═══ Extracted records

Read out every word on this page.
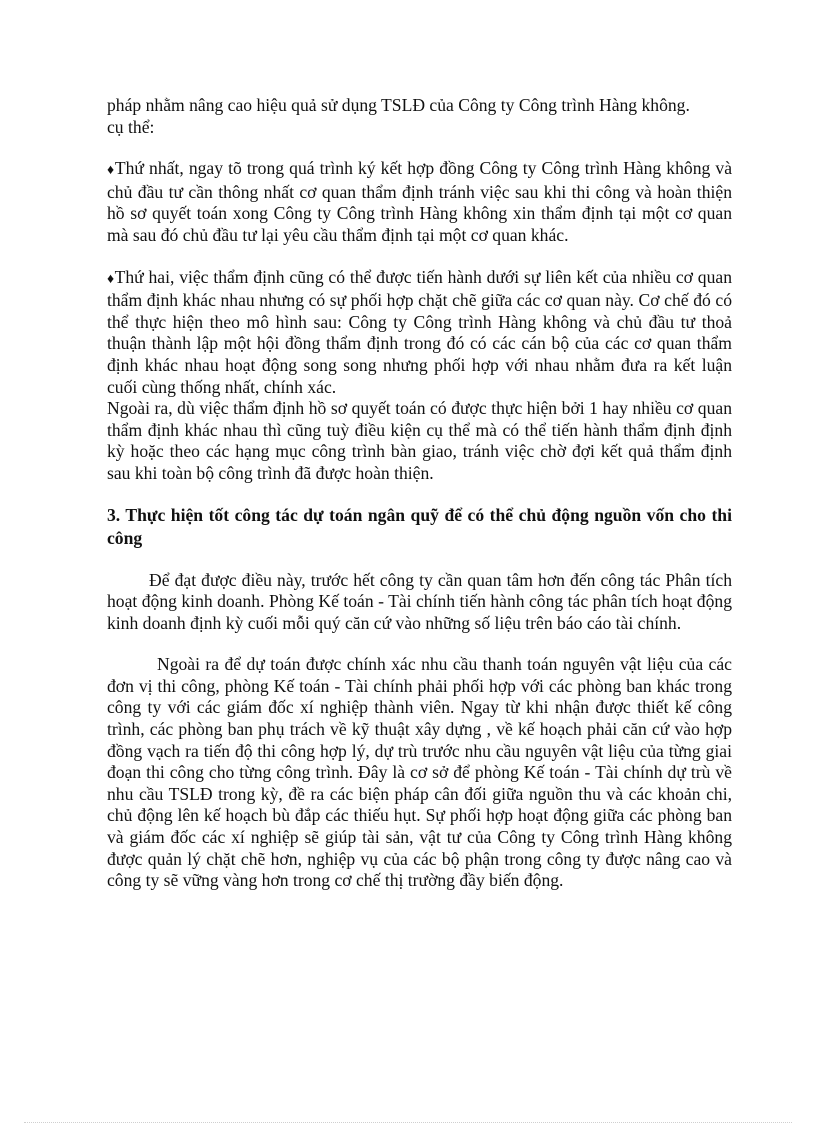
pháp nhằm nâng cao hiệu quả sử dụng TSLĐ của Công ty Công trình Hàng không.

cụ thể:

♦Thứ nhất, ngay tõ trong quá trình ký kết hợp đồng Công ty Công trình Hàng không và chủ đầu tư cần thông nhất cơ quan thẩm định tránh việc sau khi thi công và hoàn thiện hồ sơ quyết toán xong Công ty Công trình Hàng không xin thẩm định tại một cơ quan mà sau đó chủ đầu tư lại yêu cầu thẩm định tại một cơ quan khác.

♦Thứ hai, việc thẩm định cũng có thể được tiến hành dưới sự liên kết của nhiều cơ quan thẩm định khác nhau nhưng có sự phối hợp chặt chẽ giữa các cơ quan này. Cơ chế đó có thể thực hiện theo mô hình sau: Công ty Công trình Hàng không và chủ đầu tư thoả thuận thành lập một hội đồng thẩm định trong đó có các cán bộ của các cơ quan thẩm định khác nhau hoạt động song song nhưng phối hợp với nhau nhằm đưa ra kết luận cuối cùng thống nhất, chính xác.

Ngoài ra, dù việc thẩm định hồ sơ quyết toán có được thực hiện bởi 1 hay nhiều cơ quan thẩm định khác nhau thì cũng tuỳ điều kiện cụ thể mà có thể tiến hành thẩm định định kỳ hoặc theo các hạng mục công trình bàn giao, tránh việc chờ đợi kết quả thẩm định sau khi toàn bộ công trình đã được hoàn thiện.

3. Thực hiện tốt công tác dự toán ngân quỹ để có thể chủ động nguồn vốn cho thi công

Để đạt được điều này, trước hết công ty cần quan tâm hơn đến công tác Phân tích hoạt động kinh doanh. Phòng Kế toán - Tài chính tiến hành công tác phân tích hoạt động kinh doanh định kỳ cuối mỗi quý căn cứ vào những số liệu trên báo cáo tài chính.

Ngoài ra để dự toán được chính xác nhu cầu thanh toán nguyên vật liệu của các đơn vị thi công, phòng Kế toán - Tài chính phải phối hợp với các phòng ban khác trong công ty với các giám đốc xí nghiệp thành viên. Ngay từ khi nhận được thiết kế công trình, các phòng ban phụ trách về kỹ thuật xây dựng , về kế hoạch phải căn cứ vào hợp đồng vạch ra tiến độ thi công hợp lý, dự trù trước nhu cầu nguyên vật liệu của từng giai đoạn thi công cho từng công trình. Đây là cơ sở để phòng Kế toán - Tài chính dự trù về nhu cầu TSLĐ trong kỳ, đề ra các biện pháp cân đối giữa nguồn thu và các khoản chi, chủ động lên kế hoạch bù đắp các thiếu hụt. Sự phối hợp hoạt động giữa các phòng ban và giám đốc các xí nghiệp sẽ giúp tài sản, vật tư của Công ty Công trình Hàng không được quản lý chặt chẽ hơn, nghiệp vụ của các bộ phận trong công ty được nâng cao và công ty sẽ vững vàng hơn trong cơ chế thị trường đầy biến động.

══════

§ **What is needed**:
Strip the images and reproduce the remaining records precisely.

§ **Written response**:
Read out every word on this page.
pháp nhằm nâng cao hiệu quả sử dụng TSLĐ của Công ty Công trình Hàng không.

cụ thể:

♦Thứ nhất, ngay tõ trong quá trình ký kết hợp đồng Công ty Công trình Hàng không và chủ đầu tư cần thông nhất cơ quan thẩm định tránh việc sau khi thi công và hoàn thiện hồ sơ quyết toán xong Công ty Công trình Hàng không xin thẩm định tại một cơ quan mà sau đó chủ đầu tư lại yêu cầu thẩm định tại một cơ quan khác.

♦Thứ hai, việc thẩm định cũng có thể được tiến hành dưới sự liên kết của nhiều cơ quan thẩm định khác nhau nhưng có sự phối hợp chặt chẽ giữa các cơ quan này. Cơ chế đó có thể thực hiện theo mô hình sau: Công ty Công trình Hàng không và chủ đầu tư thoả thuận thành lập một hội đồng thẩm định trong đó có các cán bộ của các cơ quan thẩm định khác nhau hoạt động song song nhưng phối hợp với nhau nhằm đưa ra kết luận cuối cùng thống nhất, chính xác.

Ngoài ra, dù việc thẩm định hồ sơ quyết toán có được thực hiện bởi 1 hay nhiều cơ quan thẩm định khác nhau thì cũng tuỳ điều kiện cụ thể mà có thể tiến hành thẩm định định kỳ hoặc theo các hạng mục công trình bàn giao, tránh việc chờ đợi kết quả thẩm định sau khi toàn bộ công trình đã được hoàn thiện.

3. Thực hiện tốt công tác dự toán ngân quỹ để có thể chủ động nguồn vốn cho thi công

Để đạt được điều này, trước hết công ty cần quan tâm hơn đến công tác Phân tích hoạt động kinh doanh. Phòng Kế toán - Tài chính tiến hành công tác phân tích hoạt động kinh doanh định kỳ cuối mỗi quý căn cứ vào những số liệu trên báo cáo tài chính.

Ngoài ra để dự toán được chính xác nhu cầu thanh toán nguyên vật liệu của các đơn vị thi công, phòng Kế toán - Tài chính phải phối hợp với các phòng ban khác trong công ty với các giám đốc xí nghiệp thành viên. Ngay từ khi nhận được thiết kế công trình, các phòng ban phụ trách về kỹ thuật xây dựng , về kế hoạch phải căn cứ vào hợp đồng vạch ra tiến độ thi công hợp lý, dự trù trước nhu cầu nguyên vật liệu của từng giai đoạn thi công cho từng công trình. Đây là cơ sở để phòng Kế toán - Tài chính dự trù về nhu cầu TSLĐ trong kỳ, đề ra các biện pháp cân đối giữa nguồn thu và các khoản chi, chủ động lên kế hoạch bù đắp các thiếu hụt. Sự phối hợp hoạt động giữa các phòng ban và giám đốc các xí nghiệp sẽ giúp tài sản, vật tư của Công ty Công trình Hàng không được quản lý chặt chẽ hơn, nghiệp vụ của các bộ phận trong công ty được nâng cao và công ty sẽ vững vàng hơn trong cơ chế thị trường đầy biến động.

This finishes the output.